◆ TWOJE ZADANIE ◆
Proszę przepisać z wpisu o regulacji świateł fragment, który otwierają słowa zawierające „Podejrzewam że gdzieś”, a zamyka „się, że nie ma.”.

[97-04]Galant EAxA/W - [EAxx] Regulacja świateł
Owczar - 02-10-2008, 19:33 Temat postu: [EAxx] Regulacja świateł Od kupna nie działa w moim galancie regulacja świateł. Jeszcze do niedawna do potencjometru dochodziło napięcie, dziś go już nie ma. Zresztą to i tak nic nie zmienia, bo do silniczka nie dociera zmienne napięcie. W schematach niestety nie znalazłem tego elementu i nie wiem jak wygląda obwód. W każdym razie na potencjometrze są opory rzędu 2kOhm. Niestety przepuszczenie na krótko prądu przez potencjometr nic nie zmienia.. światła nie reagują. Jak podłączyłem 12V przez opornik 170kOhm to się ruszyły..
Podejrzewam że gdzieś przed czujnikeim jest pewnie jeszcze jakiś opornik włączony szeregowo. Być może się spalił i dlatego nie ma połączenia między potencjometrem a silniczkami.
Sprawdzałem zresztą czy ten kabelek na którym powinno być zmienne napięcie ma połączenie z tym wychodzącym z regulatora, ale okazuje się, że nie ma.
Wykluczam, że potencjometr jest popsuty, pomijam też fakt, że nie ma wejściowego napięcia na pokrętło regulacji.
Czy ktoś wie gdzie mogę szukać przerwy w obwodzie?
Anonymous - 02-10-2008, 21:15
patrzac na gniazdo przelacznika regulacji wysokosci piny:
1- podswietlenie
2,6- napiecie ()bezpieczniki nr7 15A i nr8 10A)
3- masa
4- wyjscie dzielnika napiecia
napisz co dokladnie jest. 1,6 mnozesz zignorowac. nie ma napiec zmiennych tu, nie ma opornikow, sprawdz tez potencjometr miedzy pinem 2 (lub 3) a pinem 4 powinny wystepowac rozne rezystancje w zaleznosci od polozenia pokretla. pin 4 tego potencjometru powinien byc polaczany z pinem 3 kazdego z "silniczkow regulujacych wysokosc".
Owczar - 03-10-2008, 10:31
Nie wiem jaką przyjąłeś konwencję numeracji pinów, dlatego poniżej zdjęcia. CO prawda słabej jakości ale czytelne
  
W zasadzie wszystko by się zgadzało.. Tylko pin nr 4 w Twojej konwencji oznacza pin 5 w mojej?
Rezystory są ok, tak jak pisałeś. Pomiędzy pinem 3 i 2 są rózne oporności w zależności od położenia.

◆ FRAGMENT ZBIORU DANYCH ◆
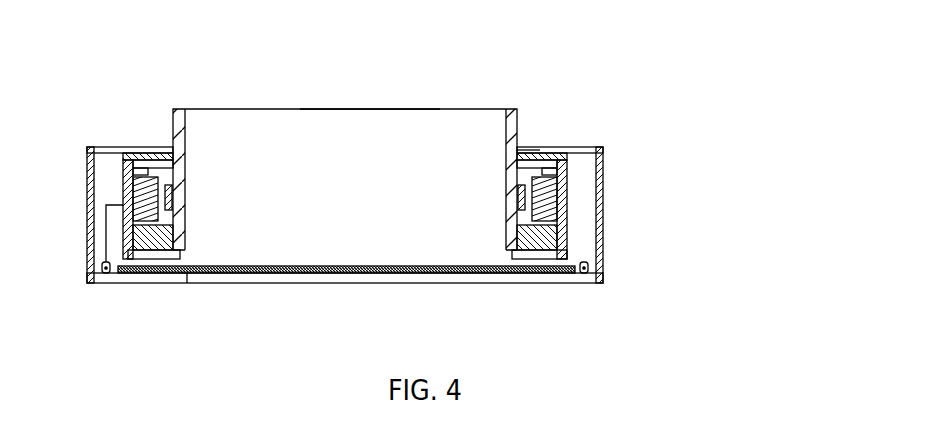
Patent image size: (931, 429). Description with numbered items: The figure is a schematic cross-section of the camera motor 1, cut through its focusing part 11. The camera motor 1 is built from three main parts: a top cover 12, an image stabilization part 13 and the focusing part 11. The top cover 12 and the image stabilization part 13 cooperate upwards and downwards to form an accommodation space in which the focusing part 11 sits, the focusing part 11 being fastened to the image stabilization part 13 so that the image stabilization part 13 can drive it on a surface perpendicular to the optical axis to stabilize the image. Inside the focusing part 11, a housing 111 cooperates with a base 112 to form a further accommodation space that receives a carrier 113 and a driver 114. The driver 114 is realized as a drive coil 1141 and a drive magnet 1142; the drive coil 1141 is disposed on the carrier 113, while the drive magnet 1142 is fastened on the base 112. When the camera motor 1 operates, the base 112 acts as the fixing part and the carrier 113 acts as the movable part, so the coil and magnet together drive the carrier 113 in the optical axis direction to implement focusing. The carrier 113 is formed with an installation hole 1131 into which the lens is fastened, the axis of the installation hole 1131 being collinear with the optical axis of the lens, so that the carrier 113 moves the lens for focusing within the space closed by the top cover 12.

◆ ODPOWIEDŹ PISEMNA ◆
Podejrzewam że gdzieś przed czujnikeim jest pewnie jeszcze jakiś opornik włączony szeregowo. Być może się spalił i dlatego nie ma połączenia między potencjometrem a silniczkami.
Sprawdzałem zresztą czy ten kabelek na którym powinno być zmienne napięcie ma połączenie z tym wychodzącym z regulatora, ale okazuje się, że nie ma.